## MATERIALS PROVIDED
#####
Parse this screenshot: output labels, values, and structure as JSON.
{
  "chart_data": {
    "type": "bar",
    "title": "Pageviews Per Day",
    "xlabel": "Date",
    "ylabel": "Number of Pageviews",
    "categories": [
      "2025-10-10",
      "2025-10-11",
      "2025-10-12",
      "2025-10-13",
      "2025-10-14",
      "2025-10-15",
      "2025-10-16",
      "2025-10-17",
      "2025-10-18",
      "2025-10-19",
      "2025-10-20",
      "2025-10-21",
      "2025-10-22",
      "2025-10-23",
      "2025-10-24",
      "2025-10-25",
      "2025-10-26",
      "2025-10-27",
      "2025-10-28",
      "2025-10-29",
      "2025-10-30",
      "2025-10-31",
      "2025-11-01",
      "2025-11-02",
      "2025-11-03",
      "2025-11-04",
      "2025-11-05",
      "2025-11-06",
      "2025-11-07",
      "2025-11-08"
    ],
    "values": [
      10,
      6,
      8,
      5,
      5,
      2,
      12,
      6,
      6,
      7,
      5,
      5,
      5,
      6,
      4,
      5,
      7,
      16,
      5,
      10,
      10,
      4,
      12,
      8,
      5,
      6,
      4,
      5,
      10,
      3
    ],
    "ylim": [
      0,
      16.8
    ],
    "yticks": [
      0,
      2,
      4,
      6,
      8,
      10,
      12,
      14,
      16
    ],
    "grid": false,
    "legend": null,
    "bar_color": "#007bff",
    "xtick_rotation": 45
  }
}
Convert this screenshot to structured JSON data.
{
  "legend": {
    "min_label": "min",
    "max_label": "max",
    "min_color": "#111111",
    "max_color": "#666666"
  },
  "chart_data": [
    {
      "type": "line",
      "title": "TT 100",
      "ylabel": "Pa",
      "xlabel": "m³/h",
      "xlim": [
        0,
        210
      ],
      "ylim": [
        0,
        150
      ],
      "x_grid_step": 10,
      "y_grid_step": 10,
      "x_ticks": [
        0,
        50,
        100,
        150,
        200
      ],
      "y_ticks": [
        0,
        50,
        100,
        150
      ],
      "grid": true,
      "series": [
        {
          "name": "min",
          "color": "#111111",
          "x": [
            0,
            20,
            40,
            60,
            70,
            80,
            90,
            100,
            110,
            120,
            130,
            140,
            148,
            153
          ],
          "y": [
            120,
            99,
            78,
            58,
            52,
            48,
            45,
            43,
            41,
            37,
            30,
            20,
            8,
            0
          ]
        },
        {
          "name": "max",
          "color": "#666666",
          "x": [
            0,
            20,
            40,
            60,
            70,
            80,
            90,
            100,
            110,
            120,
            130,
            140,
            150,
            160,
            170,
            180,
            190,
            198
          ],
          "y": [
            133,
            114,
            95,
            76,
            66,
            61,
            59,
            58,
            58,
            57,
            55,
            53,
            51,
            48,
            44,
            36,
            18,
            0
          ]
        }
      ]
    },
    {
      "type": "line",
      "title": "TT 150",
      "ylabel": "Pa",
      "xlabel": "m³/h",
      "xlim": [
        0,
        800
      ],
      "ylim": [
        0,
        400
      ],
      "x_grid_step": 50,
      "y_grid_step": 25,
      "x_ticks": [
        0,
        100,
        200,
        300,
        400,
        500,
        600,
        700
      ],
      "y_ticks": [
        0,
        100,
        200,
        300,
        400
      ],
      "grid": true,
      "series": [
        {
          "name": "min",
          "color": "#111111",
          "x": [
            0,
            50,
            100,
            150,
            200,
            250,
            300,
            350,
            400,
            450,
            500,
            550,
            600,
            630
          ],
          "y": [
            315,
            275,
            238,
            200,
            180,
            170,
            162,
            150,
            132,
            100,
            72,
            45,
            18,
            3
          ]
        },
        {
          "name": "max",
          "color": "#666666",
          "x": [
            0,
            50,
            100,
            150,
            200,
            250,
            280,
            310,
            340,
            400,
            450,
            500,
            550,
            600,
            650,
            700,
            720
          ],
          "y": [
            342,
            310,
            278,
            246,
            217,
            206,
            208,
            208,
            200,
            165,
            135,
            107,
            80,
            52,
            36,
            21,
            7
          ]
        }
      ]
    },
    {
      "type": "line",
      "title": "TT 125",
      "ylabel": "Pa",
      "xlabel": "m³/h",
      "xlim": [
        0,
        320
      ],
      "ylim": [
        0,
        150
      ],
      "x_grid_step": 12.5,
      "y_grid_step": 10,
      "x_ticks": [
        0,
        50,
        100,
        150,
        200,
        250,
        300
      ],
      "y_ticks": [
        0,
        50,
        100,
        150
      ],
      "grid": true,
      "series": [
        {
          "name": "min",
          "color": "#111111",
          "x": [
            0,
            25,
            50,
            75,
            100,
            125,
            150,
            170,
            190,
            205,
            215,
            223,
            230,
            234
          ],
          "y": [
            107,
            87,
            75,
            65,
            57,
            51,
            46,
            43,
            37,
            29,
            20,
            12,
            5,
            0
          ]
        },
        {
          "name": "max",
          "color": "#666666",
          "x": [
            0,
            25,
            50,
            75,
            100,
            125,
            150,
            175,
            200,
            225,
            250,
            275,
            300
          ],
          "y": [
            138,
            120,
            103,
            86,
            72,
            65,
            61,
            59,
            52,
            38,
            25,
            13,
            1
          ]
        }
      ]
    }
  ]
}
#####
State the number of lines holding the word "values" in the listing. Add nothing else.

2